PROVIDED RECORDS

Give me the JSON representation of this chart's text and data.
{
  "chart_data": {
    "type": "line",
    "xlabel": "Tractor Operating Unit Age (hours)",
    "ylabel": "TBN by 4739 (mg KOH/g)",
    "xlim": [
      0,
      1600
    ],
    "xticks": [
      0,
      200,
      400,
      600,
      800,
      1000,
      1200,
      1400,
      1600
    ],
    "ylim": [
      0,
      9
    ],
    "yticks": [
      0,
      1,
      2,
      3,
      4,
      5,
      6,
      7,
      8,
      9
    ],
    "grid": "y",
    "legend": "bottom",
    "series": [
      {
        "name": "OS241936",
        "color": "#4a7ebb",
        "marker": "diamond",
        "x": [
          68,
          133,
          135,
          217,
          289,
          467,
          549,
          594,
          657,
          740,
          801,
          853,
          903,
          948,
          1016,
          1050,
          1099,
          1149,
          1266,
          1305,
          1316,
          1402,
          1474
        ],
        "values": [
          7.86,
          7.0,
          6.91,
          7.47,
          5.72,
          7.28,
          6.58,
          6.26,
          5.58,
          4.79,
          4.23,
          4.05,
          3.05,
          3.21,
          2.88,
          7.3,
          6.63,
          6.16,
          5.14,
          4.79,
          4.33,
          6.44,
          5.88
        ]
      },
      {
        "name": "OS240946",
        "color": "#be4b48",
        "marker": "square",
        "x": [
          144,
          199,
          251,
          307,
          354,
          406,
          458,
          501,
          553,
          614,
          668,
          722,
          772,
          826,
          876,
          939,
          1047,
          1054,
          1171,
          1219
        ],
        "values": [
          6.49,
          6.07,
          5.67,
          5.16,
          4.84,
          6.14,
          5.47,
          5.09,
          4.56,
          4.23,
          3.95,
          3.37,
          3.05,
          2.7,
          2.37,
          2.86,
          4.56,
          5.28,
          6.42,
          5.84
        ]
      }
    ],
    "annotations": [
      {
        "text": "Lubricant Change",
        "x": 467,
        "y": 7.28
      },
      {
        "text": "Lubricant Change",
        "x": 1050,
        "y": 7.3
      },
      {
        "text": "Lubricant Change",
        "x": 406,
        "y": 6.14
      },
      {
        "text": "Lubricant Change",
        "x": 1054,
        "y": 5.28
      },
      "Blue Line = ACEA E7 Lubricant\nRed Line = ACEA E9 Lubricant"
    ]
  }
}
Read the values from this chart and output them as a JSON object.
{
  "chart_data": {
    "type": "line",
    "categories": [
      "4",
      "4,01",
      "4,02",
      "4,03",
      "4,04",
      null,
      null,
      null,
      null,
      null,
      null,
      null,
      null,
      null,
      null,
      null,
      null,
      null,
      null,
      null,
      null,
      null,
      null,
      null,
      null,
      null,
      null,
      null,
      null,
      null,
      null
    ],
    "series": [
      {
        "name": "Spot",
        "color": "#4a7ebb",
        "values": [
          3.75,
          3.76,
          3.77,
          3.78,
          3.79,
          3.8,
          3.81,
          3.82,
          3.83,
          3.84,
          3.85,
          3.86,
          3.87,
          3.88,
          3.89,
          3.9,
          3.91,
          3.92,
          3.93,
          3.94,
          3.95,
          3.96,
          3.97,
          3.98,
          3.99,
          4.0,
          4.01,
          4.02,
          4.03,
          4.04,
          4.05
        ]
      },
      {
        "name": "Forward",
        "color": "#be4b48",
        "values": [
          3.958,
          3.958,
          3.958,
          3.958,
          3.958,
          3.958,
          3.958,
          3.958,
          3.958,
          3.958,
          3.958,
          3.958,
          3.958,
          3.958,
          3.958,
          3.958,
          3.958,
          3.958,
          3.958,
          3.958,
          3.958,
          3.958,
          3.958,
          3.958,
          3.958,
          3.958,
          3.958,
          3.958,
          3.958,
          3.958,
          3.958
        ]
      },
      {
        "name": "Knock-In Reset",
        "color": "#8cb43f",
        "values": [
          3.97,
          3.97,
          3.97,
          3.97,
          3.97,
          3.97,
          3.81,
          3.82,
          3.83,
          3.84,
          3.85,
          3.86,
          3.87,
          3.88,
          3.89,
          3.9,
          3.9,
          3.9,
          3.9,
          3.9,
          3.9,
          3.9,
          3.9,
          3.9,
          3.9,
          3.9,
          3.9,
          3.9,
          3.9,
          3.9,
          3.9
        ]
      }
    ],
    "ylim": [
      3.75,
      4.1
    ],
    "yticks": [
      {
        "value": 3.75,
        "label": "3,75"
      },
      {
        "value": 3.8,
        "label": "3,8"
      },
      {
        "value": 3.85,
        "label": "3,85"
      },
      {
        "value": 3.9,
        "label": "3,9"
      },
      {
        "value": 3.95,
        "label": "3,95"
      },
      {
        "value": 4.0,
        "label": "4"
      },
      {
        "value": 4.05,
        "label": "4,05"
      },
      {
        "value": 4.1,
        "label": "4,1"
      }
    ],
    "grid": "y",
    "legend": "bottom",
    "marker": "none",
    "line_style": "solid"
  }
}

---

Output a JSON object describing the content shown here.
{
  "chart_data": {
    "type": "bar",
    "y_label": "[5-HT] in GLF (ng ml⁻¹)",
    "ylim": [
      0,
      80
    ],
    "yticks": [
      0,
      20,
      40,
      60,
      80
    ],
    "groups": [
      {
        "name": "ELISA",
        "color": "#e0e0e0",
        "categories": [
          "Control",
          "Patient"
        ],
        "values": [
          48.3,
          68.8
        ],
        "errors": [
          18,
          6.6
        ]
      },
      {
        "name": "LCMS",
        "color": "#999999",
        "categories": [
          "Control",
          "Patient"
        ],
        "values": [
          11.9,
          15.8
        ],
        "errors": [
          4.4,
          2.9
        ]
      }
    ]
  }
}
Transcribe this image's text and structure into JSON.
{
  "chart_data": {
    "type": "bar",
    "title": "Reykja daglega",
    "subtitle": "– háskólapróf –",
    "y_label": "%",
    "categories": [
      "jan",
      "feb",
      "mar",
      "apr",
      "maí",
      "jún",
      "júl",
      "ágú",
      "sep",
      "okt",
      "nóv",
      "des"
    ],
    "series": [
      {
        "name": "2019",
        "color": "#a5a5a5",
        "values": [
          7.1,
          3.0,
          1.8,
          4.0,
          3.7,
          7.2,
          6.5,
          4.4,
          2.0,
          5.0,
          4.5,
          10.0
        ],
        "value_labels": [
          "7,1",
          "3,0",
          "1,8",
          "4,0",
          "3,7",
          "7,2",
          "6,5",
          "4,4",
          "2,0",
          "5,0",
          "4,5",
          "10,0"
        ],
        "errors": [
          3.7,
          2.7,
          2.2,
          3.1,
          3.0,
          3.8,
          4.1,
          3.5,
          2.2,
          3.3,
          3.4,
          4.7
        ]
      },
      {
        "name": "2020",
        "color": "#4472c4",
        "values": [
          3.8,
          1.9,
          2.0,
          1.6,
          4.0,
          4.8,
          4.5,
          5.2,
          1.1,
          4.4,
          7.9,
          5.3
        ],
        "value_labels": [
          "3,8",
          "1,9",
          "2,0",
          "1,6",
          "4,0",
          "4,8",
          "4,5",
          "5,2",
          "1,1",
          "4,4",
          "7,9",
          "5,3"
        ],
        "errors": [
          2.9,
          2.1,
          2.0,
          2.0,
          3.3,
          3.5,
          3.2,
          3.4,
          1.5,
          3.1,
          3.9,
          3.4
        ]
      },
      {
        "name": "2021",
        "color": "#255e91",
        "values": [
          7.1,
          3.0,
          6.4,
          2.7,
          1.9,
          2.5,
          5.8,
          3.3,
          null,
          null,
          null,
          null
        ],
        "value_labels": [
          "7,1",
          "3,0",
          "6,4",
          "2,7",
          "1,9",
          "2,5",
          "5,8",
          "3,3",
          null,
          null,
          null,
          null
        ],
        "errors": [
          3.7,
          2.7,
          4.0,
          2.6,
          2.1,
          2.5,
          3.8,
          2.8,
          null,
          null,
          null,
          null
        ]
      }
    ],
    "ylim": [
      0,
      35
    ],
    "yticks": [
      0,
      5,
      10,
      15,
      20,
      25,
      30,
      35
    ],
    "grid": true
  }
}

---

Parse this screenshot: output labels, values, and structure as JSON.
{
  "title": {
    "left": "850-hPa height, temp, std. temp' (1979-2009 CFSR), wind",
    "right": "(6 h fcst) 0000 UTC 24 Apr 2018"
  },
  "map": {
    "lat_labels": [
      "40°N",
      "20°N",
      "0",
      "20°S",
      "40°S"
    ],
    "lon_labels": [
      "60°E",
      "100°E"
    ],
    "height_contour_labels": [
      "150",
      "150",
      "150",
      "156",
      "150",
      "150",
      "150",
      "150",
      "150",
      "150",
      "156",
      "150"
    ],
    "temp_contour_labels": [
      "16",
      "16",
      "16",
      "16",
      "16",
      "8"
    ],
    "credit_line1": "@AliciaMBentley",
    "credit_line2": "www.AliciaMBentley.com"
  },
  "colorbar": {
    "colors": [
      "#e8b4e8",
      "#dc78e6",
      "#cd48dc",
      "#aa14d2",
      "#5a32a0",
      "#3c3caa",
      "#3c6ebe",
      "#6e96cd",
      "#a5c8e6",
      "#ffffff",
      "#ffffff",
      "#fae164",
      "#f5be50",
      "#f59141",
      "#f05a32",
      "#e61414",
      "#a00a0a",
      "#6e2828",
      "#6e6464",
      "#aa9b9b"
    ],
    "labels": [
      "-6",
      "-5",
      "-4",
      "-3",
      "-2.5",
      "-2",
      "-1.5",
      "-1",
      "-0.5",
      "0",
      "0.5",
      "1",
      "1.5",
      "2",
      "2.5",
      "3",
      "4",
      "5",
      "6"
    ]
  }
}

STATED PROBLEM
From the listing above, collect every line that mentions the word "marker".

RESPONSE FOR THIS EXERCISE
        "marker": "diamond",
        "marker": "square",
    "marker": "none",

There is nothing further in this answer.